--- Source excerpt ---
----

The publishing industry is going through the same thing that the music industry did 10 years ago and we are seeing the exact same predictions that we saw back them. Those predictions, none of which came true, are about as likely to be accurate this time around. There was a lot of "at last those evil record companies are going to get what's coming to them".

In the music industry, we saw the market splinter quite a bit. The old record companies still exist and still make money, but there are many more options available to musicians. Some artists started up their own record label, something that had be an option for the big names, but finally became an option for the smaller artists as equipment costs went down and distribution options opened up. Before touring was a way of getting your latest record noticed, now artists make significant money touring Other bands make money on YouTube, via web pages, via streaming music, all sorts of ways. It's a very different landscape, but artists still make money and many of the same players are still around.

That's the process that the publishing industry is starting to go through. It's not real surprising that book sales in stores are down, because people are buying books online, are buying ebooks and the audiobook industry is booming. I'll buy both an ebook and an audiobook, but I suspect that I'm very much in the minority for that.

As technology and laws change, I expect that we will see the market fracture even more. The big name publishers will still be around, but I suspect there will be a lot of smaller publishers out there. Print on Demand is more and more affordable and better quality. We see more and more authors experiment with self publishing and different types of media. Authors are figuring out a lot of different ways to make money, and for the most part, it's all very hard to measure. We see the same issue in political polling. Polls are frequently wildly inaccurate because many of the assumptions baked into the polls are no longer accurate. People who estimate books sales have the same issue. Many of the assumptions that are baked into their models aren't particularly accurate.

----

--- Exercise description ---
Answer these questions from the text on publishing:
(a) Which industry does it say went through the same thing about 10 years earlier?
(b) What two formats does the writer say they buy for a book?
(c) To what does it compare the problem of estimating book sales?
The listing after this plays no part here.

--- Raw data ---
----

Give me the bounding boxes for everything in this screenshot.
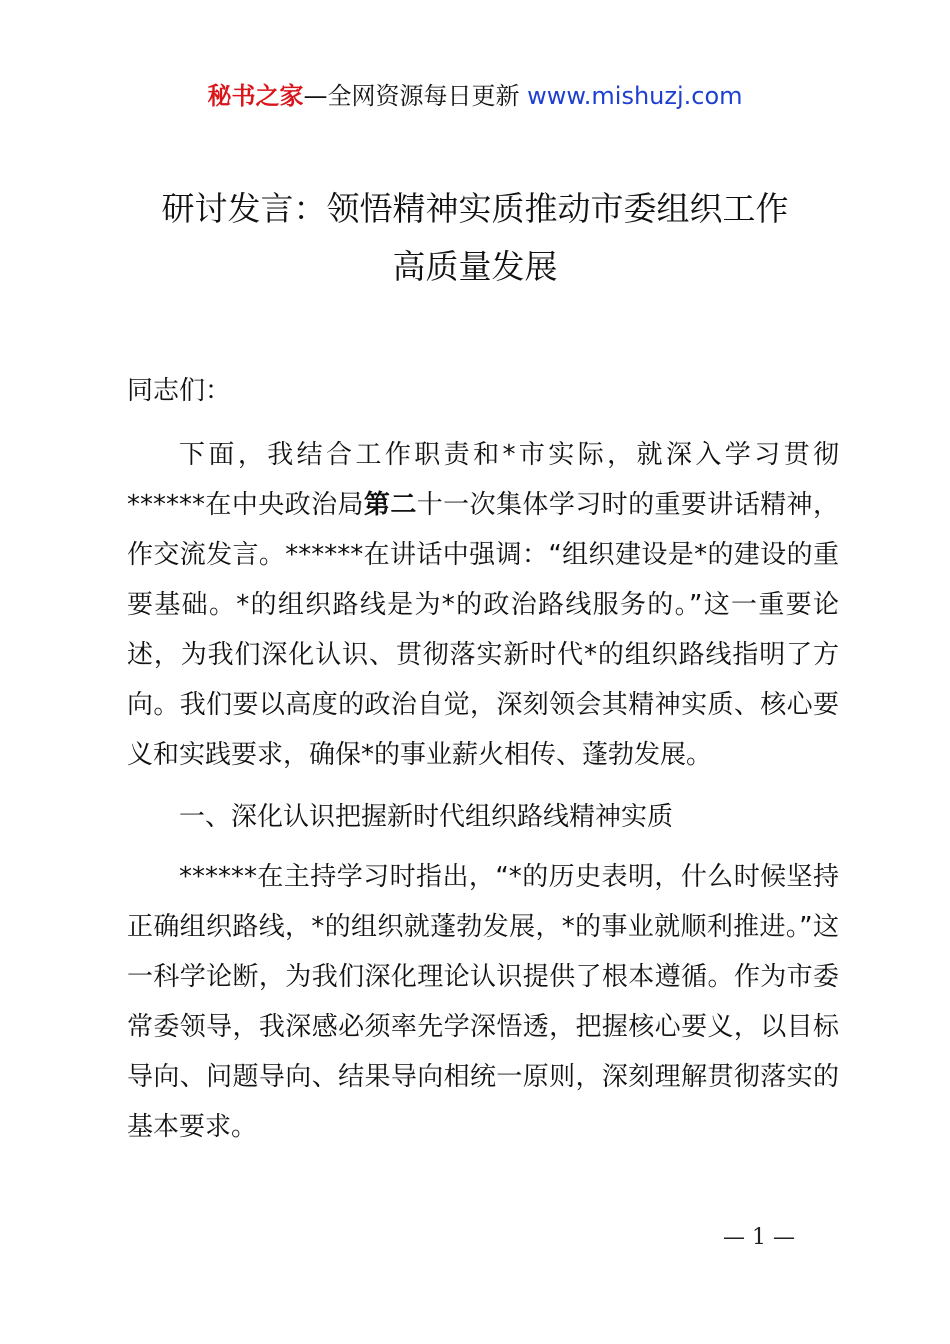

----

--- Answer to this exercise ---
(a) The music industry.
(b) An ebook and an audiobook.
(c) Political polling.